(Aim of the task)
Set the listing down again exactly, please, apart from its pictures.

(Data tied to figure images)
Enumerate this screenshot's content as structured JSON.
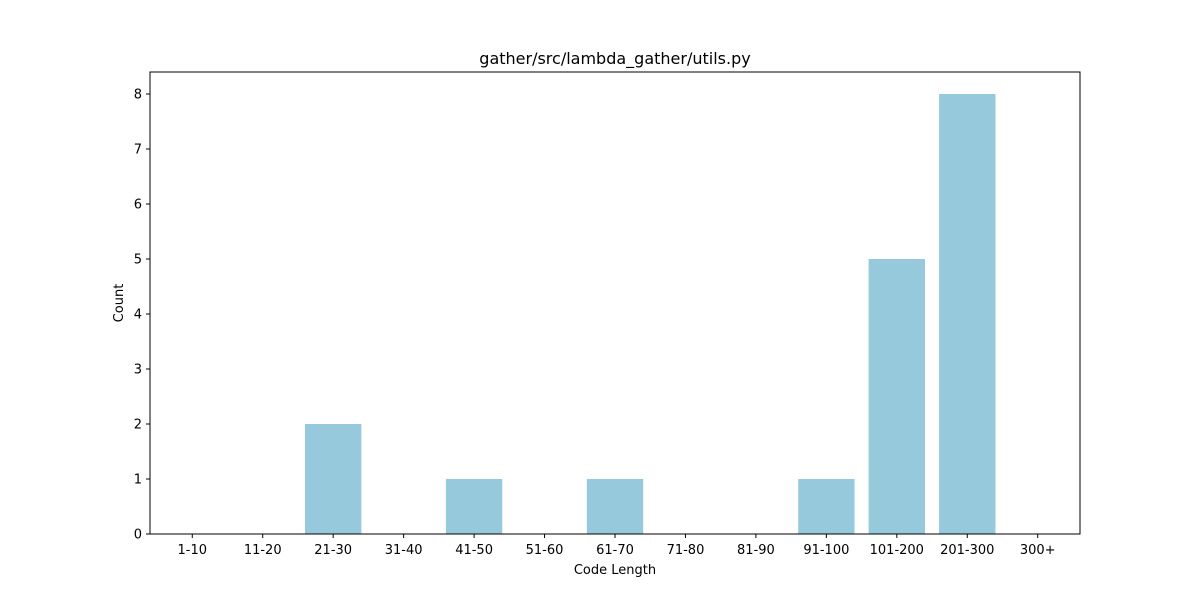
{
  "chart_data": {
    "type": "bar",
    "title": "gather/src/lambda_gather/utils.py",
    "xlabel": "Code Length",
    "ylabel": "Count",
    "categories": [
      "1-10",
      "11-20",
      "21-30",
      "31-40",
      "41-50",
      "51-60",
      "61-70",
      "71-80",
      "81-90",
      "91-100",
      "101-200",
      "201-300",
      "300+"
    ],
    "values": [
      0,
      0,
      2,
      0,
      1,
      0,
      1,
      0,
      0,
      1,
      5,
      8,
      0
    ],
    "ylim": [
      0,
      8.4
    ],
    "yticks": [
      0,
      1,
      2,
      3,
      4,
      5,
      6,
      7,
      8
    ],
    "bar_color": "#96c9dc",
    "grid": false,
    "legend": "none"
  }
}
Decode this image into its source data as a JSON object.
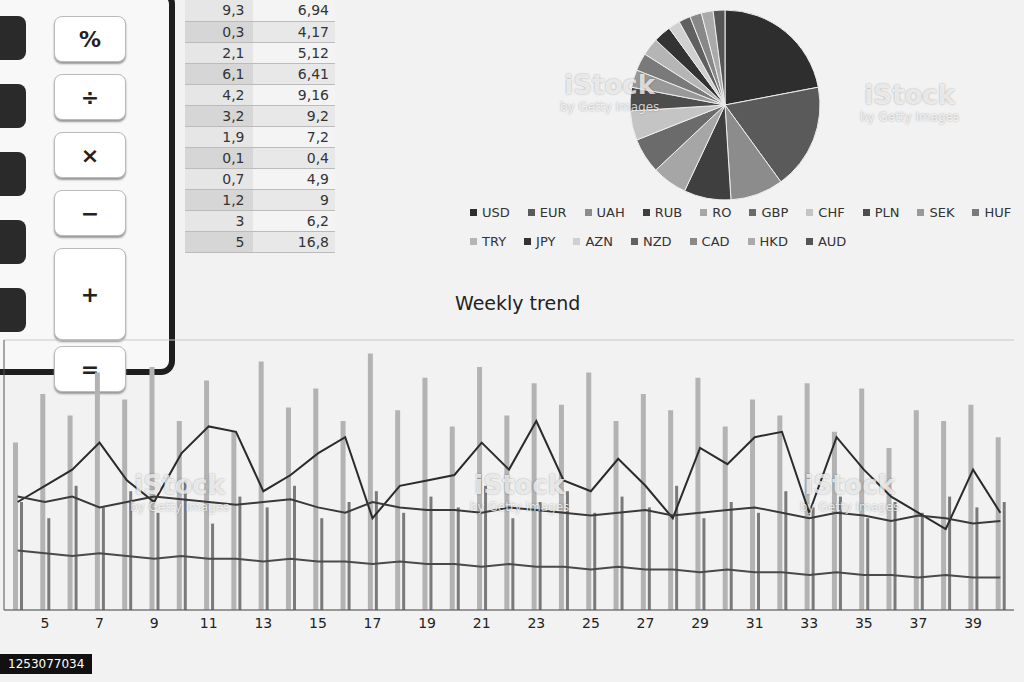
{
  "table": {
    "rows": [
      [
        "9,3",
        "6,94"
      ],
      [
        "0,3",
        "4,17"
      ],
      [
        "2,1",
        "5,12"
      ],
      [
        "6,1",
        "6,41"
      ],
      [
        "4,2",
        "9,16"
      ],
      [
        "3,2",
        "9,2"
      ],
      [
        "1,9",
        "7,2"
      ],
      [
        "0,1",
        "0,4"
      ],
      [
        "0,7",
        "4,9"
      ],
      [
        "1,2",
        "9"
      ],
      [
        "3",
        "6,2"
      ],
      [
        "5",
        "16,8"
      ]
    ]
  },
  "calculator": {
    "keys": [
      "%",
      "÷",
      "×",
      "−",
      "+",
      "="
    ]
  },
  "watermark": {
    "text": "iStock",
    "subtext": "by Getty Images",
    "id": "1253077034"
  },
  "chart_data": [
    {
      "type": "pie",
      "categories": [
        "USD",
        "EUR",
        "UAH",
        "RUB",
        "RO",
        "GBP",
        "CHF",
        "PLN",
        "SEK",
        "HUF",
        "TRY",
        "JPY",
        "AZN",
        "NZD",
        "CAD",
        "HKD",
        "AUD"
      ],
      "values": [
        22,
        18,
        9,
        8,
        6,
        6,
        5,
        4,
        3,
        3,
        3,
        3,
        2,
        2,
        2,
        2,
        2
      ],
      "colors": [
        "#2e2e2e",
        "#5a5a5a",
        "#8c8c8c",
        "#3f3f3f",
        "#a6a6a6",
        "#6b6b6b",
        "#c4c4c4",
        "#4d4d4d",
        "#999999",
        "#7a7a7a",
        "#b5b5b5",
        "#333333",
        "#d0d0d0",
        "#606060",
        "#888888",
        "#aaaaaa",
        "#555555"
      ],
      "legend": "bottom",
      "data_labels": false
    },
    {
      "type": "bar",
      "title": "Weekly trend",
      "categories": [
        null,
        5,
        null,
        7,
        null,
        9,
        null,
        11,
        null,
        13,
        null,
        15,
        null,
        17,
        null,
        19,
        null,
        21,
        null,
        23,
        null,
        25,
        null,
        27,
        null,
        29,
        null,
        31,
        null,
        33,
        null,
        35,
        null,
        37,
        null,
        39,
        null
      ],
      "series": [
        {
          "type": "bar",
          "color": "#b3b3b3",
          "values": [
            62,
            80,
            72,
            88,
            78,
            90,
            70,
            85,
            66,
            92,
            75,
            82,
            70,
            95,
            74,
            86,
            68,
            90,
            72,
            84,
            76,
            88,
            70,
            80,
            74,
            86,
            68,
            78,
            72,
            84,
            66,
            82,
            60,
            74,
            70,
            76,
            64
          ]
        },
        {
          "type": "bar",
          "color": "#7a7a7a",
          "values": [
            40,
            34,
            46,
            38,
            44,
            36,
            48,
            32,
            42,
            38,
            46,
            34,
            40,
            44,
            36,
            42,
            38,
            46,
            34,
            40,
            44,
            36,
            42,
            38,
            46,
            34,
            40,
            36,
            44,
            38,
            42,
            34,
            40,
            36,
            42,
            38,
            40
          ]
        },
        {
          "type": "line",
          "color": "#2b2b2b",
          "marker": "none",
          "values": [
            40,
            46,
            52,
            62,
            48,
            40,
            58,
            68,
            66,
            44,
            50,
            58,
            64,
            34,
            46,
            48,
            50,
            62,
            52,
            70,
            48,
            44,
            56,
            46,
            34,
            60,
            54,
            64,
            66,
            36,
            64,
            52,
            42,
            36,
            30,
            52,
            36
          ]
        },
        {
          "type": "line",
          "color": "#3a3a3a",
          "marker": "none",
          "values": [
            42,
            40,
            42,
            38,
            40,
            42,
            41,
            40,
            39,
            40,
            41,
            38,
            36,
            40,
            38,
            37,
            37,
            36,
            38,
            37,
            36,
            35,
            36,
            37,
            35,
            36,
            37,
            38,
            36,
            34,
            36,
            35,
            33,
            35,
            34,
            32,
            33
          ]
        },
        {
          "type": "line",
          "color": "#4a4a4a",
          "marker": "none",
          "values": [
            22,
            21,
            20,
            21,
            20,
            19,
            20,
            19,
            19,
            18,
            19,
            18,
            18,
            17,
            18,
            17,
            17,
            16,
            17,
            16,
            16,
            15,
            16,
            15,
            15,
            14,
            15,
            14,
            14,
            13,
            14,
            13,
            13,
            12,
            13,
            12,
            12
          ]
        }
      ],
      "ylim": [
        0,
        100
      ],
      "yticks": [
        0,
        20,
        40,
        60,
        80,
        100
      ],
      "grid": true,
      "tick_labels": "x"
    }
  ]
}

(Output for this task)
Enumerate this screenshot's content as structured JSON.
{
  "chart_data": {
    "type": "bar",
    "title": "gather/src/lambda_gather/utils.py",
    "xlabel": "Code Length",
    "ylabel": "Count",
    "categories": [
      "1-10",
      "11-20",
      "21-30",
      "31-40",
      "41-50",
      "51-60",
      "61-70",
      "71-80",
      "81-90",
      "91-100",
      "101-200",
      "201-300",
      "300+"
    ],
    "values": [
      0,
      0,
      2,
      0,
      1,
      0,
      1,
      0,
      0,
      1,
      5,
      8,
      0
    ],
    "ylim": [
      0,
      8.4
    ],
    "yticks": [
      0,
      1,
      2,
      3,
      4,
      5,
      6,
      7,
      8
    ],
    "bar_color": "#96c9dc",
    "grid": false,
    "legend": "none"
  }
}
Decode this image into its source data as a JSON object.
{
  "table": {
    "rows": [
      [
        "9,3",
        "6,94"
      ],
      [
        "0,3",
        "4,17"
      ],
      [
        "2,1",
        "5,12"
      ],
      [
        "6,1",
        "6,41"
      ],
      [
        "4,2",
        "9,16"
      ],
      [
        "3,2",
        "9,2"
      ],
      [
        "1,9",
        "7,2"
      ],
      [
        "0,1",
        "0,4"
      ],
      [
        "0,7",
        "4,9"
      ],
      [
        "1,2",
        "9"
      ],
      [
        "3",
        "6,2"
      ],
      [
        "5",
        "16,8"
      ]
    ]
  },
  "calculator": {
    "keys": [
      "%",
      "÷",
      "×",
      "−",
      "+",
      "="
    ]
  },
  "watermark": {
    "text": "iStock",
    "subtext": "by Getty Images",
    "id": "1253077034"
  },
  "chart_data": [
    {
      "type": "pie",
      "categories": [
        "USD",
        "EUR",
        "UAH",
        "RUB",
        "RO",
        "GBP",
        "CHF",
        "PLN",
        "SEK",
        "HUF",
        "TRY",
        "JPY",
        "AZN",
        "NZD",
        "CAD",
        "HKD",
        "AUD"
      ],
      "values": [
        22,
        18,
        9,
        8,
        6,
        6,
        5,
        4,
        3,
        3,
        3,
        3,
        2,
        2,
        2,
        2,
        2
      ],
      "colors": [
        "#2e2e2e",
        "#5a5a5a",
        "#8c8c8c",
        "#3f3f3f",
        "#a6a6a6",
        "#6b6b6b",
        "#c4c4c4",
        "#4d4d4d",
        "#999999",
        "#7a7a7a",
        "#b5b5b5",
        "#333333",
        "#d0d0d0",
        "#606060",
        "#888888",
        "#aaaaaa",
        "#555555"
      ],
      "legend": "bottom",
      "data_labels": false
    },
    {
      "type": "bar",
      "title": "Weekly trend",
      "categories": [
        null,
        5,
        null,
        7,
        null,
        9,
        null,
        11,
        null,
        13,
        null,
        15,
        null,
        17,
        null,
        19,
        null,
        21,
        null,
        23,
        null,
        25,
        null,
        27,
        null,
        29,
        null,
        31,
        null,
        33,
        null,
        35,
        null,
        37,
        null,
        39,
        null
      ],
      "series": [
        {
          "type": "bar",
          "color": "#b3b3b3",
          "values": [
            62,
            80,
            72,
            88,
            78,
            90,
            70,
            85,
            66,
            92,
            75,
            82,
            70,
            95,
            74,
            86,
            68,
            90,
            72,
            84,
            76,
            88,
            70,
            80,
            74,
            86,
            68,
            78,
            72,
            84,
            66,
            82,
            60,
            74,
            70,
            76,
            64
          ]
        },
        {
          "type": "bar",
          "color": "#7a7a7a",
          "values": [
            40,
            34,
            46,
            38,
            44,
            36,
            48,
            32,
            42,
            38,
            46,
            34,
            40,
            44,
            36,
            42,
            38,
            46,
            34,
            40,
            44,
            36,
            42,
            38,
            46,
            34,
            40,
            36,
            44,
            38,
            42,
            34,
            40,
            36,
            42,
            38,
            40
          ]
        },
        {
          "type": "line",
          "color": "#2b2b2b",
          "marker": "none",
          "values": [
            40,
            46,
            52,
            62,
            48,
            40,
            58,
            68,
            66,
            44,
            50,
            58,
            64,
            34,
            46,
            48,
            50,
            62,
            52,
            70,
            48,
            44,
            56,
            46,
            34,
            60,
            54,
            64,
            66,
            36,
            64,
            52,
            42,
            36,
            30,
            52,
            36
          ]
        },
        {
          "type": "line",
          "color": "#3a3a3a",
          "marker": "none",
          "values": [
            42,
            40,
            42,
            38,
            40,
            42,
            41,
            40,
            39,
            40,
            41,
            38,
            36,
            40,
            38,
            37,
            37,
            36,
            38,
            37,
            36,
            35,
            36,
            37,
            35,
            36,
            37,
            38,
            36,
            34,
            36,
            35,
            33,
            35,
            34,
            32,
            33
          ]
        },
        {
          "type": "line",
          "color": "#4a4a4a",
          "marker": "none",
          "values": [
            22,
            21,
            20,
            21,
            20,
            19,
            20,
            19,
            19,
            18,
            19,
            18,
            18,
            17,
            18,
            17,
            17,
            16,
            17,
            16,
            16,
            15,
            16,
            15,
            15,
            14,
            15,
            14,
            14,
            13,
            14,
            13,
            13,
            12,
            13,
            12,
            12
          ]
        }
      ],
      "ylim": [
        0,
        100
      ],
      "yticks": [
        0,
        20,
        40,
        60,
        80,
        100
      ],
      "grid": true,
      "tick_labels": "x"
    }
  ]
}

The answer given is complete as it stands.